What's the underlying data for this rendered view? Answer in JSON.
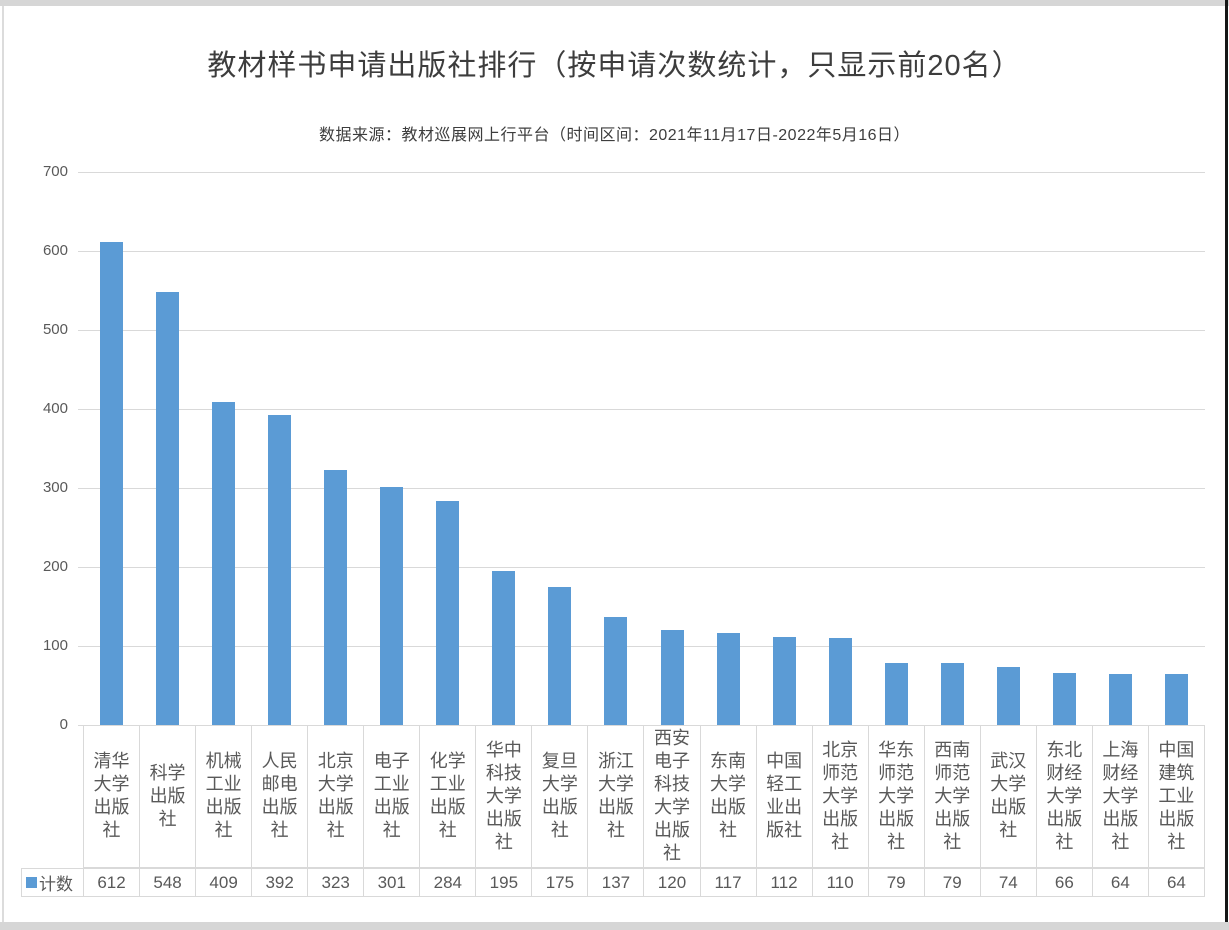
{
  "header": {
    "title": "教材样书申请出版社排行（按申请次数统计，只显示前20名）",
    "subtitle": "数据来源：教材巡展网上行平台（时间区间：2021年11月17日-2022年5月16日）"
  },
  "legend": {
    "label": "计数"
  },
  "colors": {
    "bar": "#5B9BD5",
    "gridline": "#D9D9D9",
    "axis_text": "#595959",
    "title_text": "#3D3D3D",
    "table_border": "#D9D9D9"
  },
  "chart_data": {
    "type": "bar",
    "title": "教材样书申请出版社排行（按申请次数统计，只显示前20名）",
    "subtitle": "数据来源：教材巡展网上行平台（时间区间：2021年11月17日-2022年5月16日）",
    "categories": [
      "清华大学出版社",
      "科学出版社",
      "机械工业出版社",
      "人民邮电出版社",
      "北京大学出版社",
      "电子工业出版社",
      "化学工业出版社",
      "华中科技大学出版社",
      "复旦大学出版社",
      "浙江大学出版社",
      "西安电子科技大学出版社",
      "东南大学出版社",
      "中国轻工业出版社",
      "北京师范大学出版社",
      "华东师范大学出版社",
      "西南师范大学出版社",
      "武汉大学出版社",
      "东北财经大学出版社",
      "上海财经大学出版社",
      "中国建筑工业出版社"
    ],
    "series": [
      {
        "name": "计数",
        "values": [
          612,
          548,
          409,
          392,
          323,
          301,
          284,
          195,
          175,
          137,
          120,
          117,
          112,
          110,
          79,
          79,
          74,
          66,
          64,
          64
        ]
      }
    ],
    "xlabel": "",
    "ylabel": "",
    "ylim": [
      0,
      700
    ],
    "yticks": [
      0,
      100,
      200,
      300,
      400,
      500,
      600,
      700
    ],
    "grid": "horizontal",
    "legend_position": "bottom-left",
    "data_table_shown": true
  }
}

--- --- ---

What the exercise asks
Your task is to return the entries above exactly, with no pictures.

Exercise response
What's the underlying data for this rendered view? Answer in JSON.
{
  "header": {
    "title": "教材样书申请出版社排行（按申请次数统计，只显示前20名）",
    "subtitle": "数据来源：教材巡展网上行平台（时间区间：2021年11月17日-2022年5月16日）"
  },
  "legend": {
    "label": "计数"
  },
  "colors": {
    "bar": "#5B9BD5",
    "gridline": "#D9D9D9",
    "axis_text": "#595959",
    "title_text": "#3D3D3D",
    "table_border": "#D9D9D9"
  },
  "chart_data": {
    "type": "bar",
    "title": "教材样书申请出版社排行（按申请次数统计，只显示前20名）",
    "subtitle": "数据来源：教材巡展网上行平台（时间区间：2021年11月17日-2022年5月16日）",
    "categories": [
      "清华大学出版社",
      "科学出版社",
      "机械工业出版社",
      "人民邮电出版社",
      "北京大学出版社",
      "电子工业出版社",
      "化学工业出版社",
      "华中科技大学出版社",
      "复旦大学出版社",
      "浙江大学出版社",
      "西安电子科技大学出版社",
      "东南大学出版社",
      "中国轻工业出版社",
      "北京师范大学出版社",
      "华东师范大学出版社",
      "西南师范大学出版社",
      "武汉大学出版社",
      "东北财经大学出版社",
      "上海财经大学出版社",
      "中国建筑工业出版社"
    ],
    "series": [
      {
        "name": "计数",
        "values": [
          612,
          548,
          409,
          392,
          323,
          301,
          284,
          195,
          175,
          137,
          120,
          117,
          112,
          110,
          79,
          79,
          74,
          66,
          64,
          64
        ]
      }
    ],
    "xlabel": "",
    "ylabel": "",
    "ylim": [
      0,
      700
    ],
    "yticks": [
      0,
      100,
      200,
      300,
      400,
      500,
      600,
      700
    ],
    "grid": "horizontal",
    "legend_position": "bottom-left",
    "data_table_shown": true
  }
}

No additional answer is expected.